• _Written instruction_:
Make an exact copy of the listing below.

···

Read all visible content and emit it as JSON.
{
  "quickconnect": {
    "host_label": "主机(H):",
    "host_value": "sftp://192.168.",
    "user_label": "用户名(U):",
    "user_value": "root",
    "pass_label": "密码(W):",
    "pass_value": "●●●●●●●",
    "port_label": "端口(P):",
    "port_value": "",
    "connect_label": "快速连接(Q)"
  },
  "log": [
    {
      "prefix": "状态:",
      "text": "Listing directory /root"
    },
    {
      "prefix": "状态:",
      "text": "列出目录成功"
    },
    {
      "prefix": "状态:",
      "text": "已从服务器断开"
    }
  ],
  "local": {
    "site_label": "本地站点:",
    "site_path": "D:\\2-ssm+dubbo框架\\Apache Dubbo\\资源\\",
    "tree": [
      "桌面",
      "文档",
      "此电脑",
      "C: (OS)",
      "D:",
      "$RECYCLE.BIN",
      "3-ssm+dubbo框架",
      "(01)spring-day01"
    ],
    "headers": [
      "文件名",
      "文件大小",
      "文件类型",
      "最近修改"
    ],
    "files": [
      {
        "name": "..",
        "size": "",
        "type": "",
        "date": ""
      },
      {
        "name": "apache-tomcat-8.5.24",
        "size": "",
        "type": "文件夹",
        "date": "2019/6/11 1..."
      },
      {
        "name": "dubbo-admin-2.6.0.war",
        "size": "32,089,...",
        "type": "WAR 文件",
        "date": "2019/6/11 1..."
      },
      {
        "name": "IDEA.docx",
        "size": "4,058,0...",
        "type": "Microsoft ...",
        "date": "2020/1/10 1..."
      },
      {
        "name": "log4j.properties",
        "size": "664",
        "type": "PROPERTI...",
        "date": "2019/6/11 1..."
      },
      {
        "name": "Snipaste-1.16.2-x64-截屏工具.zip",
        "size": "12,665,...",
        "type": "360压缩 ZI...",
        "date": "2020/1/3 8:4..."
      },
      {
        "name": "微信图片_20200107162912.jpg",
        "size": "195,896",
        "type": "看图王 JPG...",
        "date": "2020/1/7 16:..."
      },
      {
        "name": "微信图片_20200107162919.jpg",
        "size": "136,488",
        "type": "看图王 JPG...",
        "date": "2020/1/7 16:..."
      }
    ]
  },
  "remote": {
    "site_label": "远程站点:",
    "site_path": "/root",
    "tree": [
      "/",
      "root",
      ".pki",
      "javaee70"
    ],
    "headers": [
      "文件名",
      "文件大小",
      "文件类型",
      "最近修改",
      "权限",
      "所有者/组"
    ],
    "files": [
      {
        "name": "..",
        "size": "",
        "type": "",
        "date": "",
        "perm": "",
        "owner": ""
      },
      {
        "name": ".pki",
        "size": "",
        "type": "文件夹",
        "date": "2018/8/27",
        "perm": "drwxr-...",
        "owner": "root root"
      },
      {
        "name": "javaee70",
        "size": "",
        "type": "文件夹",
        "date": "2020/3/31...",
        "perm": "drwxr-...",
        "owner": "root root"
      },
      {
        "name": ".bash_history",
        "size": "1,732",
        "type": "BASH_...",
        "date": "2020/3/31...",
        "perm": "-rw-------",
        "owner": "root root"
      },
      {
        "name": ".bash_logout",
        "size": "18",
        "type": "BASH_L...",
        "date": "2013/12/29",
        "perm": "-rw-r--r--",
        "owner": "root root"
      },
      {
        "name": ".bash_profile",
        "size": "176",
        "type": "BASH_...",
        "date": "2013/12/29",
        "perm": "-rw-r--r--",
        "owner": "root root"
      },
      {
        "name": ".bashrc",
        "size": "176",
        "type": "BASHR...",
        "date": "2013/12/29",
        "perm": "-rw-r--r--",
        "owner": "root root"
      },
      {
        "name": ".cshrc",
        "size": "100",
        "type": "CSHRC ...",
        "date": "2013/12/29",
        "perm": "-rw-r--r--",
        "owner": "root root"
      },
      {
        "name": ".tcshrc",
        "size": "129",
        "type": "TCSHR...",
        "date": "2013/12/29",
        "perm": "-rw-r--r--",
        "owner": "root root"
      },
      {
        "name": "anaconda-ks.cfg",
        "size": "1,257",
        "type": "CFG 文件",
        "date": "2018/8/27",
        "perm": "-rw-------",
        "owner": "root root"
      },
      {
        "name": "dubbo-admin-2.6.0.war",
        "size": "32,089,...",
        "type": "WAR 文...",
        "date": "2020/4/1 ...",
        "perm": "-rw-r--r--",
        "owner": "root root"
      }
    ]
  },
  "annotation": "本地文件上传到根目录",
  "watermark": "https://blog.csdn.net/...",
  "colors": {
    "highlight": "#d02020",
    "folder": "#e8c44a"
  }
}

···

• _Response to this exercise_:
Read all visible content and emit it as JSON.
{
  "quickconnect": {
    "host_label": "主机(H):",
    "host_value": "sftp://192.168.",
    "user_label": "用户名(U):",
    "user_value": "root",
    "pass_label": "密码(W):",
    "pass_value": "●●●●●●●",
    "port_label": "端口(P):",
    "port_value": "",
    "connect_label": "快速连接(Q)"
  },
  "log": [
    {
      "prefix": "状态:",
      "text": "Listing directory /root"
    },
    {
      "prefix": "状态:",
      "text": "列出目录成功"
    },
    {
      "prefix": "状态:",
      "text": "已从服务器断开"
    }
  ],
  "local": {
    "site_label": "本地站点:",
    "site_path": "D:\\2-ssm+dubbo框架\\Apache Dubbo\\资源\\",
    "tree": [
      "桌面",
      "文档",
      "此电脑",
      "C: (OS)",
      "D:",
      "$RECYCLE.BIN",
      "3-ssm+dubbo框架",
      "(01)spring-day01"
    ],
    "headers": [
      "文件名",
      "文件大小",
      "文件类型",
      "最近修改"
    ],
    "files": [
      {
        "name": "..",
        "size": "",
        "type": "",
        "date": ""
      },
      {
        "name": "apache-tomcat-8.5.24",
        "size": "",
        "type": "文件夹",
        "date": "2019/6/11 1..."
      },
      {
        "name": "dubbo-admin-2.6.0.war",
        "size": "32,089,...",
        "type": "WAR 文件",
        "date": "2019/6/11 1..."
      },
      {
        "name": "IDEA.docx",
        "size": "4,058,0...",
        "type": "Microsoft ...",
        "date": "2020/1/10 1..."
      },
      {
        "name": "log4j.properties",
        "size": "664",
        "type": "PROPERTI...",
        "date": "2019/6/11 1..."
      },
      {
        "name": "Snipaste-1.16.2-x64-截屏工具.zip",
        "size": "12,665,...",
        "type": "360压缩 ZI...",
        "date": "2020/1/3 8:4..."
      },
      {
        "name": "微信图片_20200107162912.jpg",
        "size": "195,896",
        "type": "看图王 JPG...",
        "date": "2020/1/7 16:..."
      },
      {
        "name": "微信图片_20200107162919.jpg",
        "size": "136,488",
        "type": "看图王 JPG...",
        "date": "2020/1/7 16:..."
      }
    ]
  },
  "remote": {
    "site_label": "远程站点:",
    "site_path": "/root",
    "tree": [
      "/",
      "root",
      ".pki",
      "javaee70"
    ],
    "headers": [
      "文件名",
      "文件大小",
      "文件类型",
      "最近修改",
      "权限",
      "所有者/组"
    ],
    "files": [
      {
        "name": "..",
        "size": "",
        "type": "",
        "date": "",
        "perm": "",
        "owner": ""
      },
      {
        "name": ".pki",
        "size": "",
        "type": "文件夹",
        "date": "2018/8/27",
        "perm": "drwxr-...",
        "owner": "root root"
      },
      {
        "name": "javaee70",
        "size": "",
        "type": "文件夹",
        "date": "2020/3/31...",
        "perm": "drwxr-...",
        "owner": "root root"
      },
      {
        "name": ".bash_history",
        "size": "1,732",
        "type": "BASH_...",
        "date": "2020/3/31...",
        "perm": "-rw-------",
        "owner": "root root"
      },
      {
        "name": ".bash_logout",
        "size": "18",
        "type": "BASH_L...",
        "date": "2013/12/29",
        "perm": "-rw-r--r--",
        "owner": "root root"
      },
      {
        "name": ".bash_profile",
        "size": "176",
        "type": "BASH_...",
        "date": "2013/12/29",
        "perm": "-rw-r--r--",
        "owner": "root root"
      },
      {
        "name": ".bashrc",
        "size": "176",
        "type": "BASHR...",
        "date": "2013/12/29",
        "perm": "-rw-r--r--",
        "owner": "root root"
      },
      {
        "name": ".cshrc",
        "size": "100",
        "type": "CSHRC ...",
        "date": "2013/12/29",
        "perm": "-rw-r--r--",
        "owner": "root root"
      },
      {
        "name": ".tcshrc",
        "size": "129",
        "type": "TCSHR...",
        "date": "2013/12/29",
        "perm": "-rw-r--r--",
        "owner": "root root"
      },
      {
        "name": "anaconda-ks.cfg",
        "size": "1,257",
        "type": "CFG 文件",
        "date": "2018/8/27",
        "perm": "-rw-------",
        "owner": "root root"
      },
      {
        "name": "dubbo-admin-2.6.0.war",
        "size": "32,089,...",
        "type": "WAR 文...",
        "date": "2020/4/1 ...",
        "perm": "-rw-r--r--",
        "owner": "root root"
      }
    ]
  },
  "annotation": "本地文件上传到根目录",
  "watermark": "https://blog.csdn.net/...",
  "colors": {
    "highlight": "#d02020",
    "folder": "#e8c44a"
  }
}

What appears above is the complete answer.